### The task
Report only how many lines hold the word "millones".

### Data records
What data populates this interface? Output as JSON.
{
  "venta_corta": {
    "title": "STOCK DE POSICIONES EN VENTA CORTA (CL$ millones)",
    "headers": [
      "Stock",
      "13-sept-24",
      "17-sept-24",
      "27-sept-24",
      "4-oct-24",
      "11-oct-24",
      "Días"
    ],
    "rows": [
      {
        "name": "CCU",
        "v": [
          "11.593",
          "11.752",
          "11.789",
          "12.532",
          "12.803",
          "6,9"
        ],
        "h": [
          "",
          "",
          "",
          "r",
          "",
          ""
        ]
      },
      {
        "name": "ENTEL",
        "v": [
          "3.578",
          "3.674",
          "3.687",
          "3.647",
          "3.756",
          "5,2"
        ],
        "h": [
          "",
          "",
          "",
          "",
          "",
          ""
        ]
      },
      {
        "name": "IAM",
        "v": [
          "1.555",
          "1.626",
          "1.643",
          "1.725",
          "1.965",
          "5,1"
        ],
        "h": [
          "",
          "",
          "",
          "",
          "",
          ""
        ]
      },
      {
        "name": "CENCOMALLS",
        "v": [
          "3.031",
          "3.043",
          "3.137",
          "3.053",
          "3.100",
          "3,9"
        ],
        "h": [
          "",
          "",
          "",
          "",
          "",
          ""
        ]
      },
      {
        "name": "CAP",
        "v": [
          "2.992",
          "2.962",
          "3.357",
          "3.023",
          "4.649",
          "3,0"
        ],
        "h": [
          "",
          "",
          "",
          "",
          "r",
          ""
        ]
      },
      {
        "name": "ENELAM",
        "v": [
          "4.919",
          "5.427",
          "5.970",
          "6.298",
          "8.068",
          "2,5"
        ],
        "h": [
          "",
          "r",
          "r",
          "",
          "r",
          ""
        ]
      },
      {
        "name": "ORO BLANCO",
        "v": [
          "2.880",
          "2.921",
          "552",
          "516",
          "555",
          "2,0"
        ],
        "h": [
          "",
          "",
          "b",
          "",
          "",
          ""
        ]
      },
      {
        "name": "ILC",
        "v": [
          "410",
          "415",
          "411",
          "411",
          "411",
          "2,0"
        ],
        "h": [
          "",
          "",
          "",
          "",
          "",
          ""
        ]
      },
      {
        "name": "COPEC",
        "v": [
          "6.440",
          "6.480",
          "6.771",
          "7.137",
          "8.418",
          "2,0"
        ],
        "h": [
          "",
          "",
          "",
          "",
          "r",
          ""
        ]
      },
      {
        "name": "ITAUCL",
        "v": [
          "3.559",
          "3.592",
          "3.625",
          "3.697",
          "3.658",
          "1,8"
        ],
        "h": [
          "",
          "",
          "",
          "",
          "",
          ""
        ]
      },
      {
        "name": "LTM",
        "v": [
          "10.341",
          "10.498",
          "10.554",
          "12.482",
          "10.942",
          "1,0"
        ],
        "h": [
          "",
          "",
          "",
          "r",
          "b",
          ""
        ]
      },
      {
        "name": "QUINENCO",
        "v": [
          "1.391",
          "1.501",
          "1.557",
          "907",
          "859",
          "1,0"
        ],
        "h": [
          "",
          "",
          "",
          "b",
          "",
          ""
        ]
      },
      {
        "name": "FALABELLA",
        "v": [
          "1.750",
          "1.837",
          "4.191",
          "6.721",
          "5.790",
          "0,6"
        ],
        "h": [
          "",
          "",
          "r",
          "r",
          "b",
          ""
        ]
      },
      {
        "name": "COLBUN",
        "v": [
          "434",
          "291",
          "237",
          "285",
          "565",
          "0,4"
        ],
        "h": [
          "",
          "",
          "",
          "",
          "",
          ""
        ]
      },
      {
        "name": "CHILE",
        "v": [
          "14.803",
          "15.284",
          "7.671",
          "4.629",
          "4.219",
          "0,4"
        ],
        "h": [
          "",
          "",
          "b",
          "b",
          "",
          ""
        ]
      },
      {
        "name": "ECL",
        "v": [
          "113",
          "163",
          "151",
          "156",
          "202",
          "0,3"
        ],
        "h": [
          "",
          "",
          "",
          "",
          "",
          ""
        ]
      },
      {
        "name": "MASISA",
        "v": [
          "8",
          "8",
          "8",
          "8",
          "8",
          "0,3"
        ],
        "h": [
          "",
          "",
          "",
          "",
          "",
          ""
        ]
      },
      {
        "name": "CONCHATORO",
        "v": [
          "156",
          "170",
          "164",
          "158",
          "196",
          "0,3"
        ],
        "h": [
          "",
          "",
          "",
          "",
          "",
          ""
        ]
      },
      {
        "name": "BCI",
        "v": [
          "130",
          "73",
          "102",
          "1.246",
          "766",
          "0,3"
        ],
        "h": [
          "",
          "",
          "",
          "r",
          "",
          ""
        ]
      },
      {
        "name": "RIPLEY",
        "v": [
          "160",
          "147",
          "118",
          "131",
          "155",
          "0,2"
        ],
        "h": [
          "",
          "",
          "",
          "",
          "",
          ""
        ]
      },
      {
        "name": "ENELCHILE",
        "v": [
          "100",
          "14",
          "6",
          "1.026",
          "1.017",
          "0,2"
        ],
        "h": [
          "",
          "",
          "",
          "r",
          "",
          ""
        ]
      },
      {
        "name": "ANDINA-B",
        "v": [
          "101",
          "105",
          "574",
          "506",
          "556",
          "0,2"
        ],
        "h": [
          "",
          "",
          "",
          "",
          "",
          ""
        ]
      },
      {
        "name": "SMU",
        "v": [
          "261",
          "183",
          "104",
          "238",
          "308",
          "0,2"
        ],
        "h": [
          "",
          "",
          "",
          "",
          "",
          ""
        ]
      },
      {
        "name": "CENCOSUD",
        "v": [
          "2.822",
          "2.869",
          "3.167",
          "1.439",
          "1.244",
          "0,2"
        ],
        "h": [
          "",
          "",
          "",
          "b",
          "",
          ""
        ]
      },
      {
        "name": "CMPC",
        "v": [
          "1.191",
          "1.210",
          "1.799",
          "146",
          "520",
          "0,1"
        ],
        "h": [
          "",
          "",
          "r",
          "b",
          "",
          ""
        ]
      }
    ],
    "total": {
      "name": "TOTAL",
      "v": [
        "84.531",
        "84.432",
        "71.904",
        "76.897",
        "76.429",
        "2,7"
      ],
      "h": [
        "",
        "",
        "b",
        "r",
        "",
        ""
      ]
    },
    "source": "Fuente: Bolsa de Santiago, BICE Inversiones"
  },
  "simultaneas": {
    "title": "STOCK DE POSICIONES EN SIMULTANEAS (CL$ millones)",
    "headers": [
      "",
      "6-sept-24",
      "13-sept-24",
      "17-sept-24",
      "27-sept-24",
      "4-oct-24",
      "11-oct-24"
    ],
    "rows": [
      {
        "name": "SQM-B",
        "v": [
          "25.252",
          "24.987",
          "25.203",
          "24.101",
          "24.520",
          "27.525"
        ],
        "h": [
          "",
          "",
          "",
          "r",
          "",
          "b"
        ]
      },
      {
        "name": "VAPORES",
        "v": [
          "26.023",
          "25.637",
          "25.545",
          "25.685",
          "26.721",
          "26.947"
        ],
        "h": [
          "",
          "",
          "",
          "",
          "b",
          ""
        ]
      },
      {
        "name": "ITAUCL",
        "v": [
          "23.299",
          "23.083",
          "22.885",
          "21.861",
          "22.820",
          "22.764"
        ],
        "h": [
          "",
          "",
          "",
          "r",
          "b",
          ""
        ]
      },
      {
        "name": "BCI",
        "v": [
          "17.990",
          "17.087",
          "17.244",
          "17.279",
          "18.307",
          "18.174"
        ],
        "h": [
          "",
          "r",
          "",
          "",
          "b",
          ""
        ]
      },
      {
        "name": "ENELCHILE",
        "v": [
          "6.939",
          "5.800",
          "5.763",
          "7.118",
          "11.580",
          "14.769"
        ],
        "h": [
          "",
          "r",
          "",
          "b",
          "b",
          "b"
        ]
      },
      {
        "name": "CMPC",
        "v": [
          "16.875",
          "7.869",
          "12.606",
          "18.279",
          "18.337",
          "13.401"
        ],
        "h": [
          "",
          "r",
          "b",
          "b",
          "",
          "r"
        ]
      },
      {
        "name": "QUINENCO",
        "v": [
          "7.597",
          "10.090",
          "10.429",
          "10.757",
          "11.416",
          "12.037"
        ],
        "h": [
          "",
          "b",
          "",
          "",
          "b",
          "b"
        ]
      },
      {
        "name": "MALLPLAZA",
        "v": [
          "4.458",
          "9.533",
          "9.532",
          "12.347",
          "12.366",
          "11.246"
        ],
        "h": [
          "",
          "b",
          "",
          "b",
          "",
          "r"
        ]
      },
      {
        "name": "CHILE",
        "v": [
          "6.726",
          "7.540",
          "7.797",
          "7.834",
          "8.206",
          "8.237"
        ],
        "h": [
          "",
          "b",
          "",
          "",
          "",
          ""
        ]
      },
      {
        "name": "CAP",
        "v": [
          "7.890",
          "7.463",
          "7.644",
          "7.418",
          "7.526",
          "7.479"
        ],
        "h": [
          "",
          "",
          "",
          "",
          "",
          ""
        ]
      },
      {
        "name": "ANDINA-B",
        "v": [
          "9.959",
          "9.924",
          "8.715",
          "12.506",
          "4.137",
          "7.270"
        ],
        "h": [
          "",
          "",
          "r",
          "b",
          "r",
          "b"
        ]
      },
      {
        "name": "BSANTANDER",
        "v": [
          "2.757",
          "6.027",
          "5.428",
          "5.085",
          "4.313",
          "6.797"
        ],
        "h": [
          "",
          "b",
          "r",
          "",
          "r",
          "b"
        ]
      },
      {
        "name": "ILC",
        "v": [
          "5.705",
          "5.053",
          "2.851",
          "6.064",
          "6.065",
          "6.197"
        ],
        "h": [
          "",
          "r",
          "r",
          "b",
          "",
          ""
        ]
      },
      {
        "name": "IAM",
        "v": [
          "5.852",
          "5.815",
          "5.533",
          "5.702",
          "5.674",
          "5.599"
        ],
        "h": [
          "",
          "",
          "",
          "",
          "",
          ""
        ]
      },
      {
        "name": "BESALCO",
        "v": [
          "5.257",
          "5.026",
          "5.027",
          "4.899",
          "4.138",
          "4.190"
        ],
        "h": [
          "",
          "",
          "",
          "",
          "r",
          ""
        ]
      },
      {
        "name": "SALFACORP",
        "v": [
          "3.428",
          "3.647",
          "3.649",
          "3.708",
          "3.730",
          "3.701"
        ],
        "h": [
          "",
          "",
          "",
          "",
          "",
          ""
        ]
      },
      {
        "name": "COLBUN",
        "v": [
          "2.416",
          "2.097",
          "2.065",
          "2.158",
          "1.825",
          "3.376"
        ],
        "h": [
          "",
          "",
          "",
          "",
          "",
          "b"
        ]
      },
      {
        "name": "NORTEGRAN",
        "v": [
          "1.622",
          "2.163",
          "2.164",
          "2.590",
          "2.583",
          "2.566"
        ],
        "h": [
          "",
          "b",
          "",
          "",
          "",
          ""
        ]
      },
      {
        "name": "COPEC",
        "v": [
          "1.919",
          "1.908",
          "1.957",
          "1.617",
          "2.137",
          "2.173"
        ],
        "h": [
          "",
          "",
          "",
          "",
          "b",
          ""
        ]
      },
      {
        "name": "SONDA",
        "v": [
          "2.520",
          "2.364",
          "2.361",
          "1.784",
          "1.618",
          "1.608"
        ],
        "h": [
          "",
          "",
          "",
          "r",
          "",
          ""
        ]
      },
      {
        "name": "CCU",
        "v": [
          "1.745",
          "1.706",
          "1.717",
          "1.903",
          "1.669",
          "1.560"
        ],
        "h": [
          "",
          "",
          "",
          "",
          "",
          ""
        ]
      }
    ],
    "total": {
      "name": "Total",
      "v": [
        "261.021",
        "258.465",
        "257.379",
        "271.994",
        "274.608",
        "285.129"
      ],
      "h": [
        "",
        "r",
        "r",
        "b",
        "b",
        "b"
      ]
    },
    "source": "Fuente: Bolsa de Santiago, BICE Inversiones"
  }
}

### Expected answer
2